→ **Instruction**
Each record below should be output verbatim, without pictures.

→ **The records**
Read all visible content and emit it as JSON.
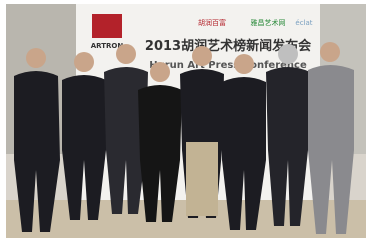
{
  "backdrop": {
    "title": "2013胡润艺术榜新闻发布会",
    "subtitle": "Hurun Art Press Conference",
    "logo": "ARTRON",
    "sponsors": [
      "胡润百富",
      "雅昌艺术网",
      "éclat"
    ]
  }
}
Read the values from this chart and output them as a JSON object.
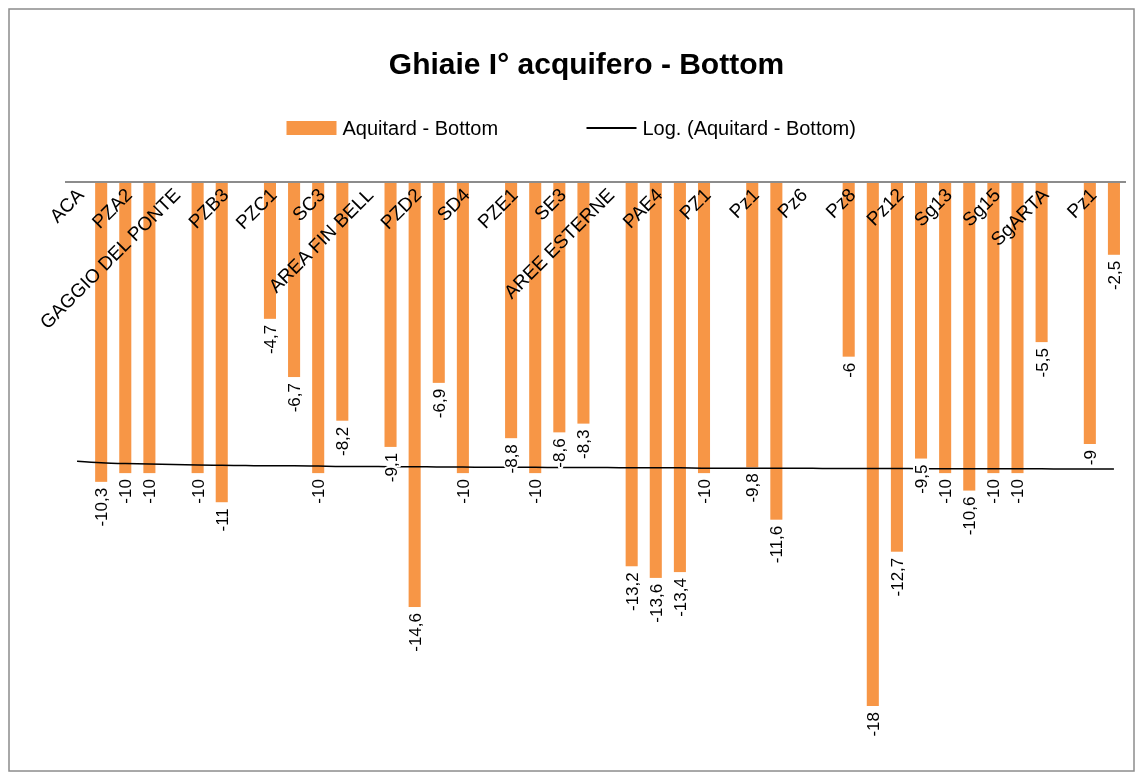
{
  "chart_data": {
    "type": "bar",
    "title": "Ghiaie I° acquifero - Bottom",
    "legend": "top",
    "categories": [
      "ACA",
      null,
      "PZA2",
      null,
      "GAGGIO DEL PONTE",
      null,
      "PZB3",
      null,
      "PZC1",
      null,
      "SC3",
      null,
      "AREA FIN BELL",
      null,
      "PZD2",
      null,
      "SD4",
      null,
      "PZE1",
      null,
      "SE3",
      null,
      "AREE ESTERNE",
      null,
      "PAE4",
      null,
      "PZ1",
      null,
      "Pz1",
      null,
      "Pz6",
      null,
      "Pz8",
      null,
      "Pz12",
      null,
      "Sg13",
      null,
      "Sg15",
      null,
      "SgARTA",
      null,
      "Pz1",
      null
    ],
    "series": [
      {
        "name": "Aquitard - Bottom",
        "color": "#f79646",
        "values": [
          null,
          -10.3,
          -10,
          -10,
          null,
          -10,
          -11,
          null,
          -4.7,
          -6.7,
          -10,
          -8.2,
          null,
          -9.1,
          -14.6,
          -6.9,
          -10,
          null,
          -8.8,
          -10,
          -8.6,
          -8.3,
          null,
          -13.2,
          -13.6,
          -13.4,
          -10,
          null,
          -9.8,
          -11.6,
          null,
          null,
          -6,
          -18,
          -12.7,
          -9.5,
          -10,
          -10.6,
          -10,
          -10,
          -5.5,
          null,
          -9,
          -2.5
        ],
        "value_labels": [
          null,
          "-10,3",
          "-10",
          "-10",
          null,
          "-10",
          "-11",
          null,
          "-4,7",
          "-6,7",
          "-10",
          "-8,2",
          null,
          "-9,1",
          "-14,6",
          "-6,9",
          "-10",
          null,
          "-8,8",
          "-10",
          "-8,6",
          "-8,3",
          null,
          "-13,2",
          "-13,6",
          "-13,4",
          "-10",
          null,
          "-9,8",
          "-11,6",
          null,
          null,
          "-6",
          "-18",
          "-12,7",
          "-9,5",
          "-10",
          "-10,6",
          "-10",
          "-10",
          "-5,5",
          null,
          "-9",
          "-2,5"
        ]
      },
      {
        "name": "Log. (Aquitard - Bottom)",
        "type": "line",
        "color": "#000000",
        "values": [
          -9.59,
          -9.64,
          -9.67,
          -9.69,
          -9.7,
          -9.72,
          -9.73,
          -9.74,
          -9.75,
          -9.75,
          -9.76,
          -9.77,
          -9.77,
          -9.78,
          -9.78,
          -9.79,
          -9.79,
          -9.8,
          -9.8,
          -9.8,
          -9.81,
          -9.81,
          -9.81,
          -9.82,
          -9.82,
          -9.82,
          -9.83,
          -9.83,
          -9.83,
          -9.83,
          -9.83,
          -9.84,
          -9.84,
          -9.84,
          -9.84,
          -9.85,
          -9.85,
          -9.85,
          -9.85,
          -9.85,
          -9.85,
          -9.86,
          -9.86,
          -9.86
        ]
      }
    ]
  }
}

→ **Result**
Read all visible content and emit it as JSON.
{
  "backdrop": {
    "title": "2013胡润艺术榜新闻发布会",
    "subtitle": "Hurun Art Press Conference",
    "logo": "ARTRON",
    "sponsors": [
      "胡润百富",
      "雅昌艺术网",
      "éclat"
    ]
  }
}
Read the values from this chart and output them as a JSON object.
{
  "chart_data": {
    "type": "bar",
    "title": "Ghiaie I° acquifero - Bottom",
    "legend": "top",
    "categories": [
      "ACA",
      null,
      "PZA2",
      null,
      "GAGGIO DEL PONTE",
      null,
      "PZB3",
      null,
      "PZC1",
      null,
      "SC3",
      null,
      "AREA FIN BELL",
      null,
      "PZD2",
      null,
      "SD4",
      null,
      "PZE1",
      null,
      "SE3",
      null,
      "AREE ESTERNE",
      null,
      "PAE4",
      null,
      "PZ1",
      null,
      "Pz1",
      null,
      "Pz6",
      null,
      "Pz8",
      null,
      "Pz12",
      null,
      "Sg13",
      null,
      "Sg15",
      null,
      "SgARTA",
      null,
      "Pz1",
      null
    ],
    "series": [
      {
        "name": "Aquitard - Bottom",
        "color": "#f79646",
        "values": [
          null,
          -10.3,
          -10,
          -10,
          null,
          -10,
          -11,
          null,
          -4.7,
          -6.7,
          -10,
          -8.2,
          null,
          -9.1,
          -14.6,
          -6.9,
          -10,
          null,
          -8.8,
          -10,
          -8.6,
          -8.3,
          null,
          -13.2,
          -13.6,
          -13.4,
          -10,
          null,
          -9.8,
          -11.6,
          null,
          null,
          -6,
          -18,
          -12.7,
          -9.5,
          -10,
          -10.6,
          -10,
          -10,
          -5.5,
          null,
          -9,
          -2.5
        ],
        "value_labels": [
          null,
          "-10,3",
          "-10",
          "-10",
          null,
          "-10",
          "-11",
          null,
          "-4,7",
          "-6,7",
          "-10",
          "-8,2",
          null,
          "-9,1",
          "-14,6",
          "-6,9",
          "-10",
          null,
          "-8,8",
          "-10",
          "-8,6",
          "-8,3",
          null,
          "-13,2",
          "-13,6",
          "-13,4",
          "-10",
          null,
          "-9,8",
          "-11,6",
          null,
          null,
          "-6",
          "-18",
          "-12,7",
          "-9,5",
          "-10",
          "-10,6",
          "-10",
          "-10",
          "-5,5",
          null,
          "-9",
          "-2,5"
        ]
      },
      {
        "name": "Log. (Aquitard - Bottom)",
        "type": "line",
        "color": "#000000",
        "values": [
          -9.59,
          -9.64,
          -9.67,
          -9.69,
          -9.7,
          -9.72,
          -9.73,
          -9.74,
          -9.75,
          -9.75,
          -9.76,
          -9.77,
          -9.77,
          -9.78,
          -9.78,
          -9.79,
          -9.79,
          -9.8,
          -9.8,
          -9.8,
          -9.81,
          -9.81,
          -9.81,
          -9.82,
          -9.82,
          -9.82,
          -9.83,
          -9.83,
          -9.83,
          -9.83,
          -9.83,
          -9.84,
          -9.84,
          -9.84,
          -9.84,
          -9.85,
          -9.85,
          -9.85,
          -9.85,
          -9.85,
          -9.85,
          -9.86,
          -9.86,
          -9.86
        ]
      }
    ]
  }
}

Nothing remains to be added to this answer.